— start —

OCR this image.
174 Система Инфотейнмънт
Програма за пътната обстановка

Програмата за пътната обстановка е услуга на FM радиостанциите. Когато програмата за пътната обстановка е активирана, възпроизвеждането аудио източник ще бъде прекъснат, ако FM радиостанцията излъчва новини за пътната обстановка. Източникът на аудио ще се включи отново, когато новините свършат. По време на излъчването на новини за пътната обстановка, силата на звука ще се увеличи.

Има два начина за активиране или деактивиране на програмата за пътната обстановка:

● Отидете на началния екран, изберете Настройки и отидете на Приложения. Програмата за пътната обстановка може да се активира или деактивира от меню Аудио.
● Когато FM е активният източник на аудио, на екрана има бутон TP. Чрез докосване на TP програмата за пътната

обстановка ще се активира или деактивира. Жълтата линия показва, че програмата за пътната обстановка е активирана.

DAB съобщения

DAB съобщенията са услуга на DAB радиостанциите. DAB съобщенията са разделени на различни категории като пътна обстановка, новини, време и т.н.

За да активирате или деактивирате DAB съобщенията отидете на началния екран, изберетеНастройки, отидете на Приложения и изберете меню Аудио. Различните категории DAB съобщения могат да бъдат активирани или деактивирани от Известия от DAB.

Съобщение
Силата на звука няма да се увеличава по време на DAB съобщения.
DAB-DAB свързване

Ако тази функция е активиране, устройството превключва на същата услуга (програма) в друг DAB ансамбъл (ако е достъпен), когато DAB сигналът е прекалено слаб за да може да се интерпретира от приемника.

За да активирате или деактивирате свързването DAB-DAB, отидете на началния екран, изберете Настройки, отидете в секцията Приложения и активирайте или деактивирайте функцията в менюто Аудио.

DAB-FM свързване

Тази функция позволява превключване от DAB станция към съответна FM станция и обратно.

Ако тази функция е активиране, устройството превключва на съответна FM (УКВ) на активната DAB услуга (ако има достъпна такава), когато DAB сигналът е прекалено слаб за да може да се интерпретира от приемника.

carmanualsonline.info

— end —

GOAL: Without changing a word, restate the whole listing.

SOLVED EXERCISE:
OCR this image.
174 Система Инфотейнмънт
Програма за пътната обстановка

Програмата за пътната обстановка е услуга на FM радиостанциите. Когато програмата за пътната обстановка е активирана, възпроизвеждането аудио източник ще бъде прекъснат, ако FM радиостанцията излъчва новини за пътната обстановка. Източникът на аудио ще се включи отново, когато новините свършат. По време на излъчването на новини за пътната обстановка, силата на звука ще се увеличи.

Има два начина за активиране или деактивиране на програмата за пътната обстановка:

● Отидете на началния екран, изберете Настройки и отидете на Приложения. Програмата за пътната обстановка може да се активира или деактивира от меню Аудио.
● Когато FM е активният източник на аудио, на екрана има бутон TP. Чрез докосване на TP програмата за пътната

обстановка ще се активира или деактивира. Жълтата линия показва, че програмата за пътната обстановка е активирана.

DAB съобщения

DAB съобщенията са услуга на DAB радиостанциите. DAB съобщенията са разделени на различни категории като пътна обстановка, новини, време и т.н.

За да активирате или деактивирате DAB съобщенията отидете на началния екран, изберетеНастройки, отидете на Приложения и изберете меню Аудио. Различните категории DAB съобщения могат да бъдат активирани или деактивирани от Известия от DAB.

Съобщение
Силата на звука няма да се увеличава по време на DAB съобщения.
DAB-DAB свързване

Ако тази функция е активиране, устройството превключва на същата услуга (програма) в друг DAB ансамбъл (ако е достъпен), когато DAB сигналът е прекалено слаб за да може да се интерпретира от приемника.

За да активирате или деактивирате свързването DAB-DAB, отидете на началния екран, изберете Настройки, отидете в секцията Приложения и активирайте или деактивирайте функцията в менюто Аудио.

DAB-FM свързване

Тази функция позволява превключване от DAB станция към съответна FM станция и обратно.

Ако тази функция е активиране, устройството превключва на съответна FM (УКВ) на активната DAB услуга (ако има достъпна такава), когато DAB сигналът е прекалено слаб за да може да се интерпретира от приемника.

carmanualsonline.info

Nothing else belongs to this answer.